## begin Source data
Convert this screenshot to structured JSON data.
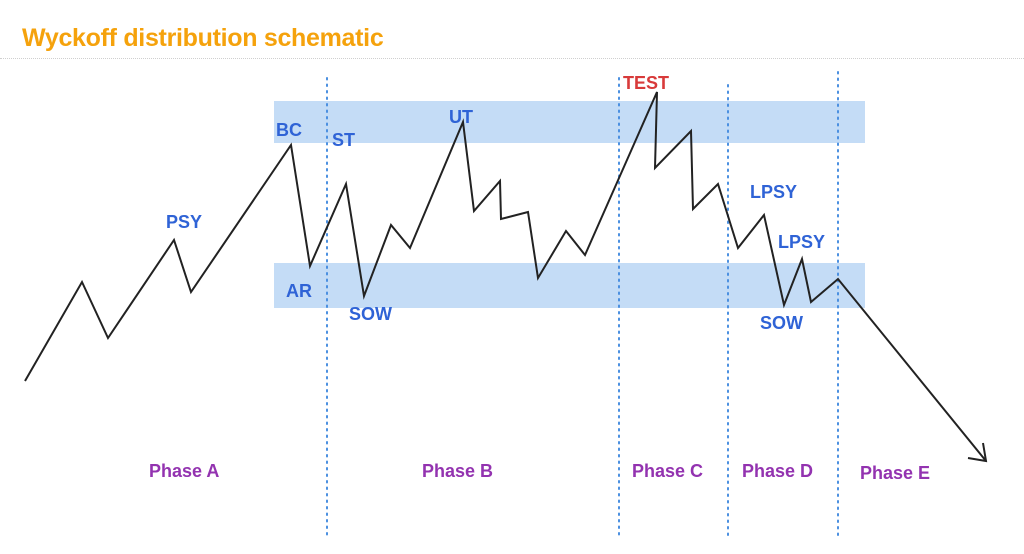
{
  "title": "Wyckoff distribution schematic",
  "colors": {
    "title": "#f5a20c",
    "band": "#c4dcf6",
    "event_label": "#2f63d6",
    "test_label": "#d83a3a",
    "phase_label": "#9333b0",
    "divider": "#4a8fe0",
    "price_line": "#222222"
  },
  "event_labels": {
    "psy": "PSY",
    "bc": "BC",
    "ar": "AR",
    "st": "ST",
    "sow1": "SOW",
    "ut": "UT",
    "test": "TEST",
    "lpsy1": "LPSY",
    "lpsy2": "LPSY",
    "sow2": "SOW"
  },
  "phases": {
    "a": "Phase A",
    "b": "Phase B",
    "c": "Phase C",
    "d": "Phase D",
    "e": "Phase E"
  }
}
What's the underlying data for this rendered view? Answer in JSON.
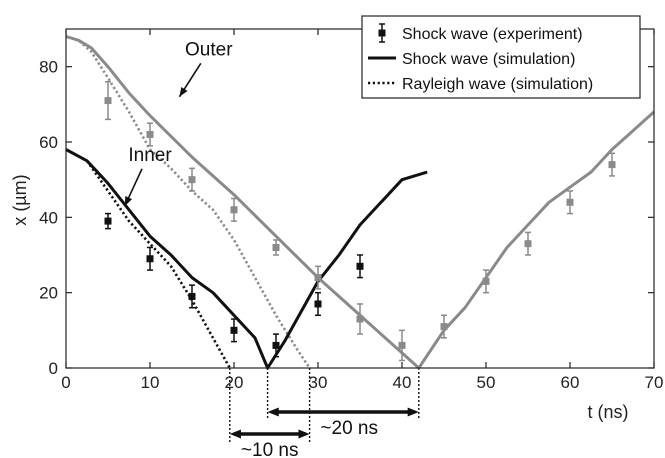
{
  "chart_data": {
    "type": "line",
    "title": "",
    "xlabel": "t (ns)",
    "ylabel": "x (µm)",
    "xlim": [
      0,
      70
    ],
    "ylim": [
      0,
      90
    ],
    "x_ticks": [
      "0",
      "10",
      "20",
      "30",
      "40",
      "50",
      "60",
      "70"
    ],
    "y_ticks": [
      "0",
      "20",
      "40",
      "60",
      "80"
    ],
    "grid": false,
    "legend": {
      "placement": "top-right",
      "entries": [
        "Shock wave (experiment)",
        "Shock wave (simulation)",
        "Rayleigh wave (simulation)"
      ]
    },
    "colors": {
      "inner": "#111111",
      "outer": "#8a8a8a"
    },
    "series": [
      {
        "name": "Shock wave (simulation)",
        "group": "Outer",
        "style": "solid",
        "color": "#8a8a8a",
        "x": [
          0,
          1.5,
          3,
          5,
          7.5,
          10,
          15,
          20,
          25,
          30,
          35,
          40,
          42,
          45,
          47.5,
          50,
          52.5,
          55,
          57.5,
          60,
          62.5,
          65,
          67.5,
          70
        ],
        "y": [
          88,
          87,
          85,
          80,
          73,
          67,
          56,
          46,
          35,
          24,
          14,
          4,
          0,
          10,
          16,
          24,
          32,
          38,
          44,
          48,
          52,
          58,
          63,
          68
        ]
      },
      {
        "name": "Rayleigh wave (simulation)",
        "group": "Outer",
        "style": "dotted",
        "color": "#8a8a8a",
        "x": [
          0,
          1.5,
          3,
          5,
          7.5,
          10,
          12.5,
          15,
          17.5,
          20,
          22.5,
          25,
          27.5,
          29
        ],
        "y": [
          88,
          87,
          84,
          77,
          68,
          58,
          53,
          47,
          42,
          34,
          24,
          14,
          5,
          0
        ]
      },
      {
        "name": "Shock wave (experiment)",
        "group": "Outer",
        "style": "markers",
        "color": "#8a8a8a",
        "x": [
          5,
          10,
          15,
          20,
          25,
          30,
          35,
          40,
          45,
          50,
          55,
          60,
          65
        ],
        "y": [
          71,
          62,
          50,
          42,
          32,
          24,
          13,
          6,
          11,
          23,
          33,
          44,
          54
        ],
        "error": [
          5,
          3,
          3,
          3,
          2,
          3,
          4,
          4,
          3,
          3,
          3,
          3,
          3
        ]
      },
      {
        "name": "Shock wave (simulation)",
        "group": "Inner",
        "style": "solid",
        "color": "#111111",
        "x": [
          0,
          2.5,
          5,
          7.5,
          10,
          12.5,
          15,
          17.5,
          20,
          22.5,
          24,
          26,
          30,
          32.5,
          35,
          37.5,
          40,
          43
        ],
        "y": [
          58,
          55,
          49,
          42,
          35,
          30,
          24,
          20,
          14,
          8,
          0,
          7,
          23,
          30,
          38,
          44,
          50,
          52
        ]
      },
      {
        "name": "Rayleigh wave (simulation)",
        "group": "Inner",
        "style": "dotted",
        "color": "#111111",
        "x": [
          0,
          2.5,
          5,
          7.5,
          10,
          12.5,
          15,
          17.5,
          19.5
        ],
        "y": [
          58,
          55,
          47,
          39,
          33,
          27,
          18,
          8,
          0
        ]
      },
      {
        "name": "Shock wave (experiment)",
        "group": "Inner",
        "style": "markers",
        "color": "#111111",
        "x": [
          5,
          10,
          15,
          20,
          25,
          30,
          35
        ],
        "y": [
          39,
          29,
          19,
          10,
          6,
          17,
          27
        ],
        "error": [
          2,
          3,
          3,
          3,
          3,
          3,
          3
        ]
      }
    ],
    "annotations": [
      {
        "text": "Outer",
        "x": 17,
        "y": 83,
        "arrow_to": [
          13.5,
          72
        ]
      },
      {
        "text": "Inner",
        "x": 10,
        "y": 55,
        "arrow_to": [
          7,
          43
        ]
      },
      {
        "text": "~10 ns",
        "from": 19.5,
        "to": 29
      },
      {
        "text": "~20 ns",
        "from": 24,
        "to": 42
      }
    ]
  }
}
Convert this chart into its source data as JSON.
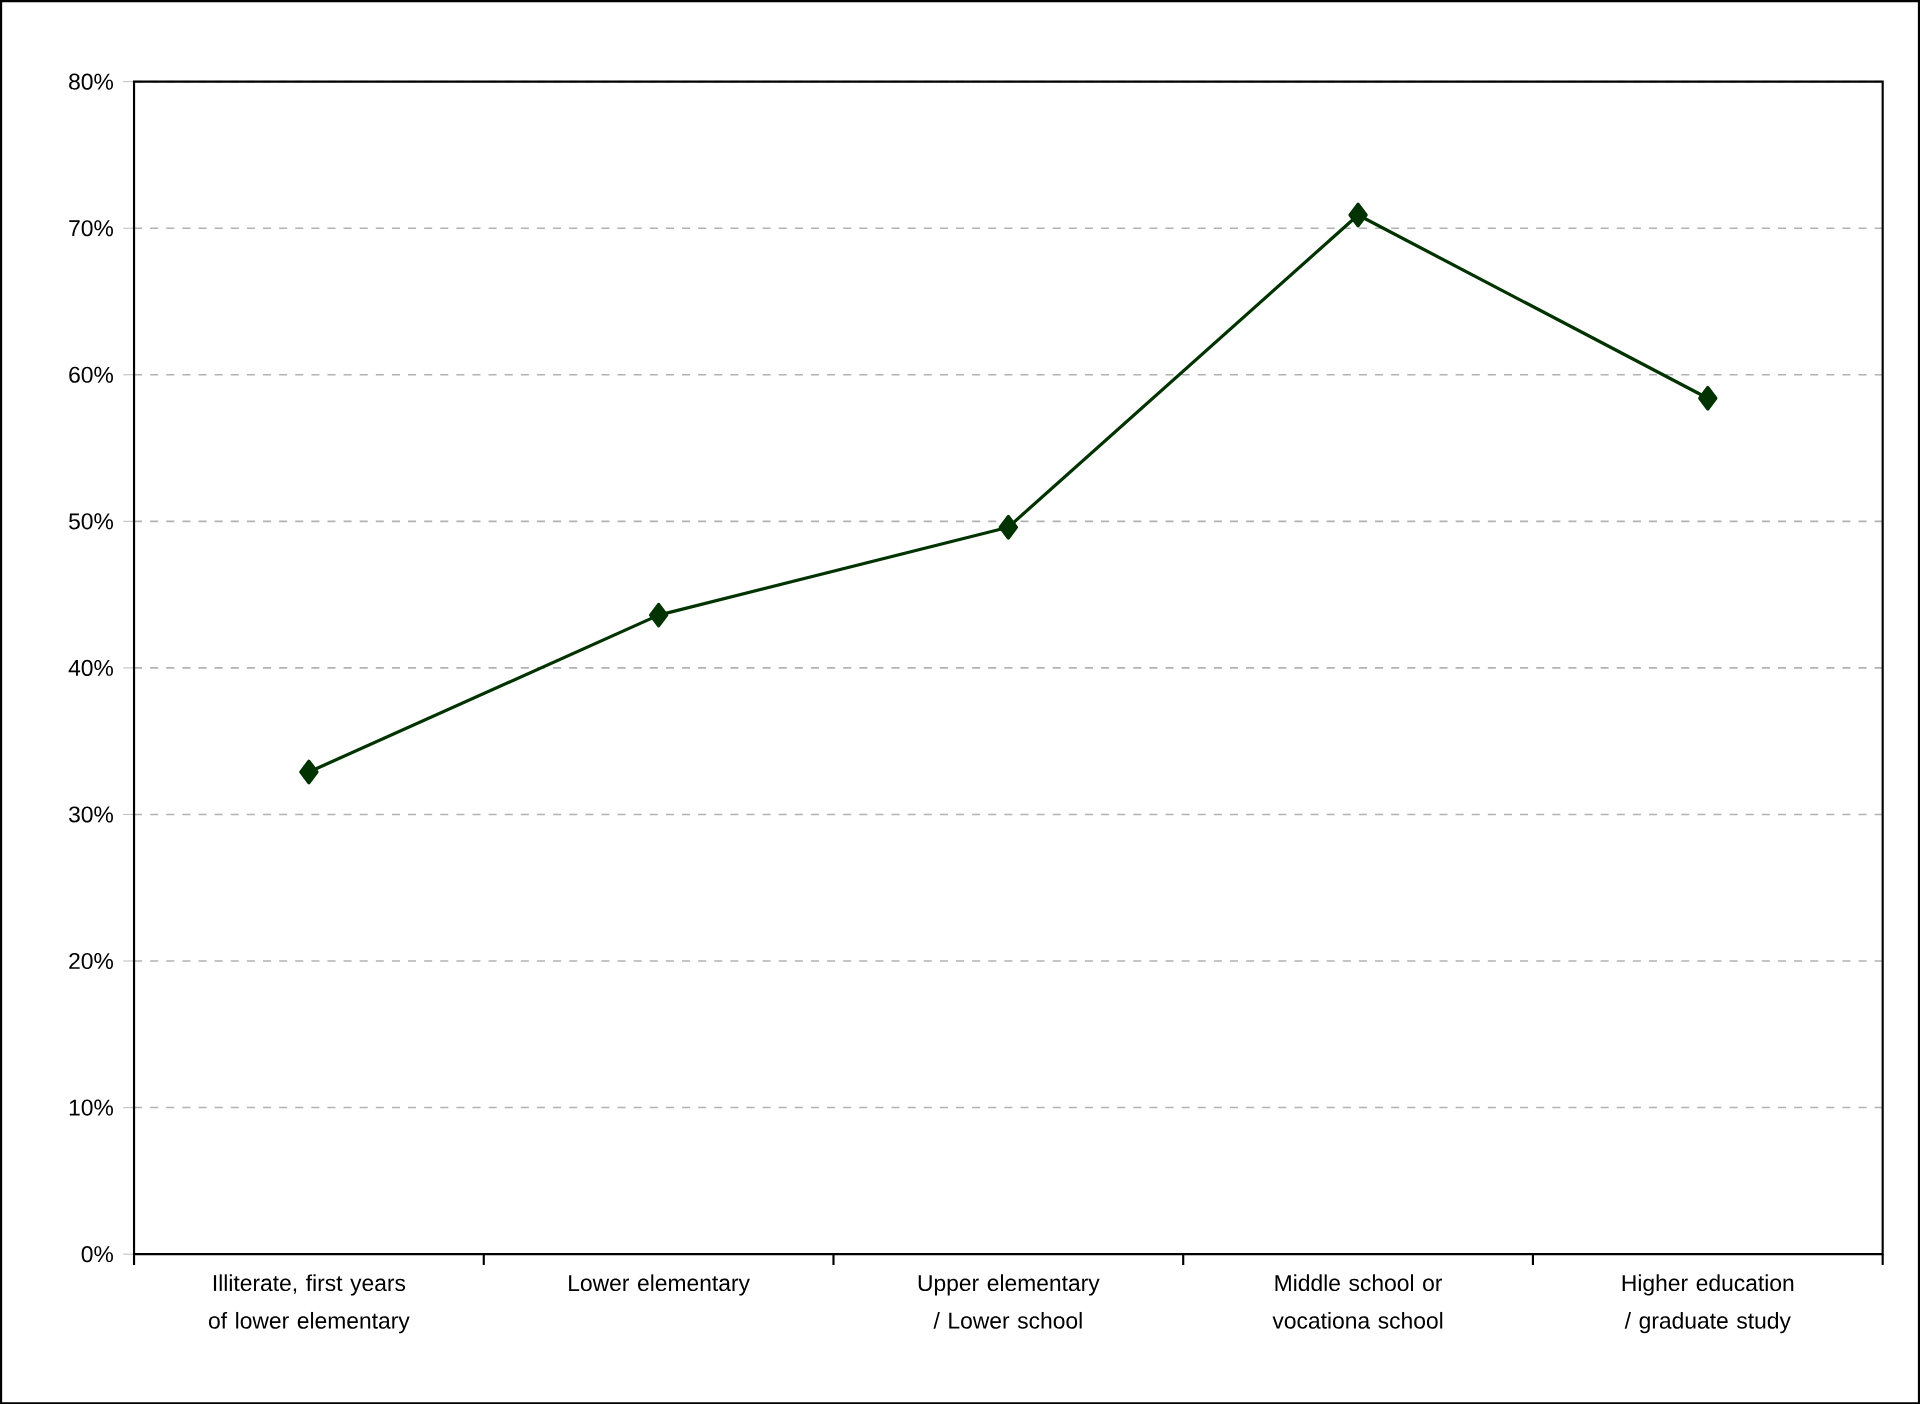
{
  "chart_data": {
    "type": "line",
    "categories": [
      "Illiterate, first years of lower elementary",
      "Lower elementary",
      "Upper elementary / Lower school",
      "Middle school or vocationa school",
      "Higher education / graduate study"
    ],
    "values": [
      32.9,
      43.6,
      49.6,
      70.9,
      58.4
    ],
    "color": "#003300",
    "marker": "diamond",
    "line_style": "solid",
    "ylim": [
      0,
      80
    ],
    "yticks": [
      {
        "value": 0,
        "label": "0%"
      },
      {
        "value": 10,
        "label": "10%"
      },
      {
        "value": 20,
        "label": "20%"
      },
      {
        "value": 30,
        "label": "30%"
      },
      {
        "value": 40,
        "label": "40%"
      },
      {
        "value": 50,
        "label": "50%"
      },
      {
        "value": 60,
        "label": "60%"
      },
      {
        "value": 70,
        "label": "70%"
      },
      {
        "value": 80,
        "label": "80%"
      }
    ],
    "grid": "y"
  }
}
## end Source data
## begin Source data
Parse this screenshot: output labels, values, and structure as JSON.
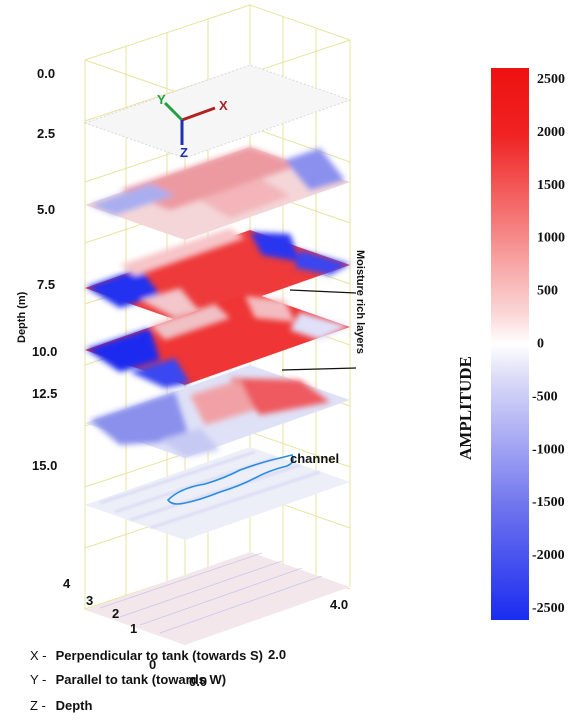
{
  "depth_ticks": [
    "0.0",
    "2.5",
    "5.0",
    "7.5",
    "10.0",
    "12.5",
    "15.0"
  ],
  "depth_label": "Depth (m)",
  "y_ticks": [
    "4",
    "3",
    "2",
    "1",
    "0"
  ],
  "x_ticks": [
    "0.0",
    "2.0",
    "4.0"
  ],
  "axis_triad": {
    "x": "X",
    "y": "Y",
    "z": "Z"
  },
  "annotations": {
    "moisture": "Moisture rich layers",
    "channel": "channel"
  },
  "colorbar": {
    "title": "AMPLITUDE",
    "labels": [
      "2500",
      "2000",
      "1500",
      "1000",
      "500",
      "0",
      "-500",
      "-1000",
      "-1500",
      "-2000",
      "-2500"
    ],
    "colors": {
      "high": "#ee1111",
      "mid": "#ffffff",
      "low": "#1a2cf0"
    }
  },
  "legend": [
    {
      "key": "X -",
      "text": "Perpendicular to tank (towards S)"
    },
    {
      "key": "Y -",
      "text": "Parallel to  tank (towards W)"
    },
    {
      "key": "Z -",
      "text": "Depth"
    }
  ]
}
## end Source data
## begin Source data
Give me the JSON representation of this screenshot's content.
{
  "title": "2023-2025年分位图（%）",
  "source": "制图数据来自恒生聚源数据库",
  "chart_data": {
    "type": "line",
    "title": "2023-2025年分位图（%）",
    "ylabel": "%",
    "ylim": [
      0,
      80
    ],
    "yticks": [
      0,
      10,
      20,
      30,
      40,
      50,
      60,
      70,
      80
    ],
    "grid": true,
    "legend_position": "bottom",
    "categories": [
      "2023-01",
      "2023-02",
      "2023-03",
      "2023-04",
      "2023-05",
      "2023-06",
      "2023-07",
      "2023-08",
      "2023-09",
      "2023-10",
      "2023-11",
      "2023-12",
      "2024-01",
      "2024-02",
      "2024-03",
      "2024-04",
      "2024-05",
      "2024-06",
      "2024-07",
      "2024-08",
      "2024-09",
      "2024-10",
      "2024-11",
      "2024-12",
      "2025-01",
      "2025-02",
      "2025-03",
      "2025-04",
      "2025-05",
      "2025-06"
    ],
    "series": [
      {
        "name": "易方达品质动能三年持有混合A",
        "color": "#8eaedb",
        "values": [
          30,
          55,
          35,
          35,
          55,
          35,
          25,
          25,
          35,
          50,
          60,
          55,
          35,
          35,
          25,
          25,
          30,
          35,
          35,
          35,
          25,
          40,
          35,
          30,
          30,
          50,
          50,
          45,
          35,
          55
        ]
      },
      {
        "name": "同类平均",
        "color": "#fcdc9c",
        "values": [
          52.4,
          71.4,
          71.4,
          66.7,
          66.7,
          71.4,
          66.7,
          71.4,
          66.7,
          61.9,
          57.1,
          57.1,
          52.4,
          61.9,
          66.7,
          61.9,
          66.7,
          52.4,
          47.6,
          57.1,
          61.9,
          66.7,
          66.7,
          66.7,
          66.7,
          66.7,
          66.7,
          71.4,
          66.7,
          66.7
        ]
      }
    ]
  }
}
## end Source data
_Description of the task:_
Find the lines that include the string "values", then copy each of them.

_Result of the exercise:_
    "values": [
Parse this screenshot: output labels, values, and structure as JSON.
        "values": [
        "values": [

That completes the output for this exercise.